* START Provided data *
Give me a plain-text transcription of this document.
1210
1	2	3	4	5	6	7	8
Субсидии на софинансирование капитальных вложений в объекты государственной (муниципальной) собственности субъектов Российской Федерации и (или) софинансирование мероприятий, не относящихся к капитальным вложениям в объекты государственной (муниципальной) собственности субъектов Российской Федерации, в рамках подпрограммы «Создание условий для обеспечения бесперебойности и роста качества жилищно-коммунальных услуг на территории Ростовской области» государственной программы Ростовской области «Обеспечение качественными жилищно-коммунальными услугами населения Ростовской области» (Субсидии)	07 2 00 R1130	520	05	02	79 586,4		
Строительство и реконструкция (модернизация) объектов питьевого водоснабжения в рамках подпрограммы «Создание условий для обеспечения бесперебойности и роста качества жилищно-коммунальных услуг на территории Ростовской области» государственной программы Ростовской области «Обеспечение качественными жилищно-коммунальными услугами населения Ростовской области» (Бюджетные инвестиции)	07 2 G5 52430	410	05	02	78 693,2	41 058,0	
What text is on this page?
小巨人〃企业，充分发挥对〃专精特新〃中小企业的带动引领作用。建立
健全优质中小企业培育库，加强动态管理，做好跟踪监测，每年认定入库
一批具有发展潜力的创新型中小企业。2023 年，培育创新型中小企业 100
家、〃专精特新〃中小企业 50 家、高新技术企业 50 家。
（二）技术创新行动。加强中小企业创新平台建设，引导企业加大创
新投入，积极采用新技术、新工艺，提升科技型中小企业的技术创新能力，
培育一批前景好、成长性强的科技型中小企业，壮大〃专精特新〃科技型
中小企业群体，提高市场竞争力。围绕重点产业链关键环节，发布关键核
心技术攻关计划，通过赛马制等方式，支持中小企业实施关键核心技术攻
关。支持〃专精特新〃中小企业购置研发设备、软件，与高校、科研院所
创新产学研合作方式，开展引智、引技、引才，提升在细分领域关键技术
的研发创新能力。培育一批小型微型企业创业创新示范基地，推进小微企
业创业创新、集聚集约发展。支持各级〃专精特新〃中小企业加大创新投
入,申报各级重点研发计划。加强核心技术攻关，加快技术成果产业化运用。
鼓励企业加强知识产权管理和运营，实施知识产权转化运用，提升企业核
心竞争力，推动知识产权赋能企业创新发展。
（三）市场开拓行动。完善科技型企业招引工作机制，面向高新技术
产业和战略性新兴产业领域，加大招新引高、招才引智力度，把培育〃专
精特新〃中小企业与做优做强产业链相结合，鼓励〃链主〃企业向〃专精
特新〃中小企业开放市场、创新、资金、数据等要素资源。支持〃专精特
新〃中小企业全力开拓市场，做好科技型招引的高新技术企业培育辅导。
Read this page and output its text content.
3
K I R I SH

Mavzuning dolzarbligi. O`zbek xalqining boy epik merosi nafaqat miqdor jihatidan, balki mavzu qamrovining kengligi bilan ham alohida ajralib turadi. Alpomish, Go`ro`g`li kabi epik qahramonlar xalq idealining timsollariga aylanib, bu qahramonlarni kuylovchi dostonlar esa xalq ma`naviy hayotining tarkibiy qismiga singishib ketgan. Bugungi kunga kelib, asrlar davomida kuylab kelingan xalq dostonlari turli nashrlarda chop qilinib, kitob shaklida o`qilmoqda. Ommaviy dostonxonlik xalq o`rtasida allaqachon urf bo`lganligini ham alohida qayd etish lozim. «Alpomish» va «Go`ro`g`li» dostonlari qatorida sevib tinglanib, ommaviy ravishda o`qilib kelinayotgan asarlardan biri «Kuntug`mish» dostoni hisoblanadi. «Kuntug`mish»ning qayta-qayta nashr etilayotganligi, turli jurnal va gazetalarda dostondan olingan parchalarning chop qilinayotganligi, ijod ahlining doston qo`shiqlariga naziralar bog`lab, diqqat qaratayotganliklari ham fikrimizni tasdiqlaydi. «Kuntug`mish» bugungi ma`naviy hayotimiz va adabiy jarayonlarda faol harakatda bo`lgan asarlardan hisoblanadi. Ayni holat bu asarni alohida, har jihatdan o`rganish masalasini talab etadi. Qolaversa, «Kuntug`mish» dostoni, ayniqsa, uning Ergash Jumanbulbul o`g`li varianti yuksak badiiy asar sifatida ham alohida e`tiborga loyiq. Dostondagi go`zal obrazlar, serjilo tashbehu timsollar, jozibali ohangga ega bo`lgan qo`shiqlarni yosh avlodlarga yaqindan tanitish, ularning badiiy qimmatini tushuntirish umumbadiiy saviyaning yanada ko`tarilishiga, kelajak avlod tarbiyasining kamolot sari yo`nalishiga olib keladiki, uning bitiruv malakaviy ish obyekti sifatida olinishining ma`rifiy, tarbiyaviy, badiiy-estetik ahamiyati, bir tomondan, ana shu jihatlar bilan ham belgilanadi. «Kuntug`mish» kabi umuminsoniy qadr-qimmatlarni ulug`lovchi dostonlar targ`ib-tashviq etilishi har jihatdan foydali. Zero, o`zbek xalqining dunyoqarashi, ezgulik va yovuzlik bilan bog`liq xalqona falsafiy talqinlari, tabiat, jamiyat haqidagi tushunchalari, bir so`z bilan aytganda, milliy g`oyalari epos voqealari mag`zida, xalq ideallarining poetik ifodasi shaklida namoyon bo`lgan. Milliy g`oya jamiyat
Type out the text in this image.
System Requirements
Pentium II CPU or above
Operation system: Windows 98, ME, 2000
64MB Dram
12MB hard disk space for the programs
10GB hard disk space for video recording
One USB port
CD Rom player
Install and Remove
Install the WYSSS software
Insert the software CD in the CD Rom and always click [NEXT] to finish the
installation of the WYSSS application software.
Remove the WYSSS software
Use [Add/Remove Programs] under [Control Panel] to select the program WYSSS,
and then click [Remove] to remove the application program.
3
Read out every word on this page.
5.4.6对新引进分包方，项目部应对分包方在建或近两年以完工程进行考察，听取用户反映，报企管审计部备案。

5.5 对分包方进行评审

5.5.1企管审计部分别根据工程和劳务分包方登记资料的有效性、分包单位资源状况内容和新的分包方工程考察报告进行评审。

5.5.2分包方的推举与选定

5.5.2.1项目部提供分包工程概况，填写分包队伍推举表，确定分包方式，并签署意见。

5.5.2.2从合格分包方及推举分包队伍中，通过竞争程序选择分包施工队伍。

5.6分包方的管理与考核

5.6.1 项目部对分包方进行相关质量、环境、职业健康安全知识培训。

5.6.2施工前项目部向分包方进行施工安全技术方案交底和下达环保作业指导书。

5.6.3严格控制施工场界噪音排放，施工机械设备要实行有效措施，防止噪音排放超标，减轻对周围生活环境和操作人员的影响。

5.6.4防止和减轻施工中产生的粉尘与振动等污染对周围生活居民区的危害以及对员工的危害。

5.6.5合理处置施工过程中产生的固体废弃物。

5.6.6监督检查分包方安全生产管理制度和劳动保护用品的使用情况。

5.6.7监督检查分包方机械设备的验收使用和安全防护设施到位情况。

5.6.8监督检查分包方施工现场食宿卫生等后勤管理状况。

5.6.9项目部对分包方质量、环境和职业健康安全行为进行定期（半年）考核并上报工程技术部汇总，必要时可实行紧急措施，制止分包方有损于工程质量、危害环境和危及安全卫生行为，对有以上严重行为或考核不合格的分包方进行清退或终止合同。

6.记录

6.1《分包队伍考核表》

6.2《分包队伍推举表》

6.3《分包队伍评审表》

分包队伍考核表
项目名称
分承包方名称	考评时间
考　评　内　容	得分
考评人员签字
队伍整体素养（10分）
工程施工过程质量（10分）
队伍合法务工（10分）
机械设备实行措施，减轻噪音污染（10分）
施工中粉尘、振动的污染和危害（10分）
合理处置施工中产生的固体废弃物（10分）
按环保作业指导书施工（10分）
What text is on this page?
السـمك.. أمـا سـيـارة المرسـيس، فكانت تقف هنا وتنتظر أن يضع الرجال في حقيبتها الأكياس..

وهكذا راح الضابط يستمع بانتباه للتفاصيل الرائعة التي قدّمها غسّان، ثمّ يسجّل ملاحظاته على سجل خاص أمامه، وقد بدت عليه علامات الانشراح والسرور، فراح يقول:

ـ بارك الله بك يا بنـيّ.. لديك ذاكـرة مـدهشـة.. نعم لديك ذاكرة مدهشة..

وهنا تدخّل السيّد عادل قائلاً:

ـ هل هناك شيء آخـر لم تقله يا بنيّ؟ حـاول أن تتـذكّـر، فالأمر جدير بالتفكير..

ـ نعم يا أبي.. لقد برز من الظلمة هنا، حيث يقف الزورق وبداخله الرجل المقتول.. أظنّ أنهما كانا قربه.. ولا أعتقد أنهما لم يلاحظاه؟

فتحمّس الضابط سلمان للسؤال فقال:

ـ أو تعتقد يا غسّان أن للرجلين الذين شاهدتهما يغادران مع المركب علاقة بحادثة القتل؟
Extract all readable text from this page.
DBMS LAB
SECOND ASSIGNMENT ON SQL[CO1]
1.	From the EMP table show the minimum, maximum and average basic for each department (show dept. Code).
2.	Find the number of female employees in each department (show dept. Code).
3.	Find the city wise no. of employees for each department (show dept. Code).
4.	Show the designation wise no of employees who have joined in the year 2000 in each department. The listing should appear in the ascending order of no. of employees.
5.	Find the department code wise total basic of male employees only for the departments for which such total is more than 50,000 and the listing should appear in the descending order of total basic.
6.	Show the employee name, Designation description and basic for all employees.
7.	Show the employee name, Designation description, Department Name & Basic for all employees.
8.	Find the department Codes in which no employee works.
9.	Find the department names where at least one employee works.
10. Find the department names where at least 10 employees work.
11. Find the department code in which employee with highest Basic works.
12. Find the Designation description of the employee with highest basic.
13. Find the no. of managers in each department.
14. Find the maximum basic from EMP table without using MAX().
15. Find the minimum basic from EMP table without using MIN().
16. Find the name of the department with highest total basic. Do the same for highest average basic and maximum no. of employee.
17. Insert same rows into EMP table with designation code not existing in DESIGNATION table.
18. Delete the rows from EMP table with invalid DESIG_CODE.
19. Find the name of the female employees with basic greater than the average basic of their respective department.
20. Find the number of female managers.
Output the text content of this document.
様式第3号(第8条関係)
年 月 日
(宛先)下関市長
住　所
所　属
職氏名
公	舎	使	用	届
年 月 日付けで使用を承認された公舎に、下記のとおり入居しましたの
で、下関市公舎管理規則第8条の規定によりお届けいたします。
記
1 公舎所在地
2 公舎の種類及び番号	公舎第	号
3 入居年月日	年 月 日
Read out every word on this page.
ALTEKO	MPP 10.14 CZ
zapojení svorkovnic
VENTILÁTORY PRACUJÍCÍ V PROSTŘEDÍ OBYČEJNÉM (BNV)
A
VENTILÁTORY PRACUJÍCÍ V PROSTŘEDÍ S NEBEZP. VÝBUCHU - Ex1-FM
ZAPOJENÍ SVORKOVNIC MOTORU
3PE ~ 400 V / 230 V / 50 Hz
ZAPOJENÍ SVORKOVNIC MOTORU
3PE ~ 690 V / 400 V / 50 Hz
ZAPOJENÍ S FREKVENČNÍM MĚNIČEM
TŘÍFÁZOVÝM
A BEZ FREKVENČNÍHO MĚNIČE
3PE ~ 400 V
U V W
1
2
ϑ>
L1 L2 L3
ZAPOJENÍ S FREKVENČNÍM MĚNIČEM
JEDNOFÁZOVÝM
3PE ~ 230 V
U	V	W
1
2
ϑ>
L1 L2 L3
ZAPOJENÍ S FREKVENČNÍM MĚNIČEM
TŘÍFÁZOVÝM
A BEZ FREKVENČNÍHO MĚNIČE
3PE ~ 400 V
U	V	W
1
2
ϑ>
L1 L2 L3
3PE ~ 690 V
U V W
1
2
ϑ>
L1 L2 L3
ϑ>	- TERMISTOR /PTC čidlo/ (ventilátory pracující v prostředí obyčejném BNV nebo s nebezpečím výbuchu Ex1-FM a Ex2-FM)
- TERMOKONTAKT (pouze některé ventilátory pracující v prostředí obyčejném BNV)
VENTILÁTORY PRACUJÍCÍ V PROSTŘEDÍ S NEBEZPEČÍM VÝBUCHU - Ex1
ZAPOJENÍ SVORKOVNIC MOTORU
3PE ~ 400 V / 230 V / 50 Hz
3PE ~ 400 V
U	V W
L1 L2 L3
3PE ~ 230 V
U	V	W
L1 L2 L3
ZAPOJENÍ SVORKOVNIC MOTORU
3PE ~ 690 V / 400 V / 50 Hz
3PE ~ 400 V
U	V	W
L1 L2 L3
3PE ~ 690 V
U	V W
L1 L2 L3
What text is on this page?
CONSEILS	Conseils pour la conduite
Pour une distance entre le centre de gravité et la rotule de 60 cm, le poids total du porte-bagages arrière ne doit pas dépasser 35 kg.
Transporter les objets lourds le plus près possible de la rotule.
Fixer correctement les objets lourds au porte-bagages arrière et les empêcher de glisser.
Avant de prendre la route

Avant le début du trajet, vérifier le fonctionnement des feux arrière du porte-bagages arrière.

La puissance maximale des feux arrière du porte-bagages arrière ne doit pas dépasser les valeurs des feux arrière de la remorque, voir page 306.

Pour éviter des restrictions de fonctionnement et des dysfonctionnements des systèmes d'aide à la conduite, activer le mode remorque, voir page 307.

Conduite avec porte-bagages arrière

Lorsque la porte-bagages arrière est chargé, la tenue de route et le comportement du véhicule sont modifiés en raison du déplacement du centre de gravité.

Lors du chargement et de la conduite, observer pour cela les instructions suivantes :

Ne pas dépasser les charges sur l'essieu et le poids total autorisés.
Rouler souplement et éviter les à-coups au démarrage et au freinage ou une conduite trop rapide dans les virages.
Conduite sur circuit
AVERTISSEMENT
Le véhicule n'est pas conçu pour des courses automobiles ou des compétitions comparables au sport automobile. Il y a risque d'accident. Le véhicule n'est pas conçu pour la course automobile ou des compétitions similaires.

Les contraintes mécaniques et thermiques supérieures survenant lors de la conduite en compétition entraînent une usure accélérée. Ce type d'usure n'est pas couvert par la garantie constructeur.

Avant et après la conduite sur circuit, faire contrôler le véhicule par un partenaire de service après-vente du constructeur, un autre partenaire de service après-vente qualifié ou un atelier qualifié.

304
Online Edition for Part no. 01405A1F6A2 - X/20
* END Provided data *
▶ _Short problem_:
Look over the listing. Pull out every line with the string "using" in it.

▶ _Full response_:
14. Find the maximum basic from EMP table without using MAX().
15. Find the minimum basic from EMP table without using MIN().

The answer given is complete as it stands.